══ TASK INPUT ══

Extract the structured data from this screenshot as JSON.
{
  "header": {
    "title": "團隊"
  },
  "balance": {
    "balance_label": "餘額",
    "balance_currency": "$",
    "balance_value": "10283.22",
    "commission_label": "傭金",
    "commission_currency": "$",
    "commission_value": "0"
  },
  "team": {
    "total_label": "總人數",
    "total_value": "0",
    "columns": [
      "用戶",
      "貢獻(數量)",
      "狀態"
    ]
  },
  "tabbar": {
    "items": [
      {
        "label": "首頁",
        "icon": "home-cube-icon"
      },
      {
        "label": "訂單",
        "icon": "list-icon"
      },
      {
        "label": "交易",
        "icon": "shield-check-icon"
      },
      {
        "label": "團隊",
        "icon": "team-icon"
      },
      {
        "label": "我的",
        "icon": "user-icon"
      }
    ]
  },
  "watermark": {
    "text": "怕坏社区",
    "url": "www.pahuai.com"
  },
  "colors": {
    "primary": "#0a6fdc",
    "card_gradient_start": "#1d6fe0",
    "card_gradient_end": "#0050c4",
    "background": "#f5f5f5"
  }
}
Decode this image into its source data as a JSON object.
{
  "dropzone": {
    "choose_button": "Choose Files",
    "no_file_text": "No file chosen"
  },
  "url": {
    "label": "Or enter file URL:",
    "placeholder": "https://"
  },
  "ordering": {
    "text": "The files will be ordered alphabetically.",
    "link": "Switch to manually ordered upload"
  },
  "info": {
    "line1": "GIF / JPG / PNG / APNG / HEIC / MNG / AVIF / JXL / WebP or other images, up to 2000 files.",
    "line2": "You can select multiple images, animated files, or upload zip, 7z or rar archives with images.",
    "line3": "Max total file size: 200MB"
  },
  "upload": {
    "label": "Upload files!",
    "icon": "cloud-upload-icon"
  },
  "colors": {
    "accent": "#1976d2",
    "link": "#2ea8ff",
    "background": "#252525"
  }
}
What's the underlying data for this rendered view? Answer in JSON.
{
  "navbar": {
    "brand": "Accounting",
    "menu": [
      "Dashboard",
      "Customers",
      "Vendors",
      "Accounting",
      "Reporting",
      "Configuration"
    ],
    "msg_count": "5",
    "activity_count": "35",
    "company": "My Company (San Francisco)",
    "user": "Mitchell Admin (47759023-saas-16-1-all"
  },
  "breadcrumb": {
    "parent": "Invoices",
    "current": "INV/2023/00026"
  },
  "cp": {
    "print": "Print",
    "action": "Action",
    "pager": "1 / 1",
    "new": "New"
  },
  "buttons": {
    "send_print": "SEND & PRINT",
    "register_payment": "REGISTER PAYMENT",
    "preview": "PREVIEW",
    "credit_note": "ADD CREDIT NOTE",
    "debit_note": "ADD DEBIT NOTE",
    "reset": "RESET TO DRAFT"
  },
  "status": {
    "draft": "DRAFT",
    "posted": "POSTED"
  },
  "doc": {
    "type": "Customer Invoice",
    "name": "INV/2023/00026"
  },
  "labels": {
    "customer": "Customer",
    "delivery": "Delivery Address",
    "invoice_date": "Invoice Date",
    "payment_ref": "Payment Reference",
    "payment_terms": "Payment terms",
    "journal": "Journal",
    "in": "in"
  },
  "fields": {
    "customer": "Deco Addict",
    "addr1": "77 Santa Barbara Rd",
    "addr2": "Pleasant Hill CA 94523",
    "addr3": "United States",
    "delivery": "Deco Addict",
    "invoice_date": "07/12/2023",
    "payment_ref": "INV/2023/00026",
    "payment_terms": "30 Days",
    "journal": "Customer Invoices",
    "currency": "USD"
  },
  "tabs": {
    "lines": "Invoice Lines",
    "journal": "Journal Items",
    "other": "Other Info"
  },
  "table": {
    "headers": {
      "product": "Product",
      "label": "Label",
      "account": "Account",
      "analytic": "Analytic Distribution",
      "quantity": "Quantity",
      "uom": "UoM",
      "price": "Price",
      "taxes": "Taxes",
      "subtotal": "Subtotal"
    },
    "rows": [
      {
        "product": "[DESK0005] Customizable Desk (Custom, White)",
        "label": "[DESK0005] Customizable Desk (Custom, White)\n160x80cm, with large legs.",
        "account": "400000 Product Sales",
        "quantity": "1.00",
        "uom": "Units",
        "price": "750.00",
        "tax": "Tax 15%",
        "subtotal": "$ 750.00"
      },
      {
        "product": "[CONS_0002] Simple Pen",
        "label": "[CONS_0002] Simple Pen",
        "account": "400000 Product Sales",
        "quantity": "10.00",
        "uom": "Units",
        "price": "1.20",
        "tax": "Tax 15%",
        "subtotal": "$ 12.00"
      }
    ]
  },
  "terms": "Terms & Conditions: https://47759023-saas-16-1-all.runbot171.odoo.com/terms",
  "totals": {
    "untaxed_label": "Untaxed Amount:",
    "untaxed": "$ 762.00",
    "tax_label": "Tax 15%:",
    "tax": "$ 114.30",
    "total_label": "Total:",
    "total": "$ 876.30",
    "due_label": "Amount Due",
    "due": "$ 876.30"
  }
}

═══

▶ EXERCISE INSTRUCTIONS
Go through the listing above and list every line that has the word "Amount".

▶ RESULT OF THE TASK
    "untaxed_label": "Untaxed Amount:",
    "due_label": "Amount Due",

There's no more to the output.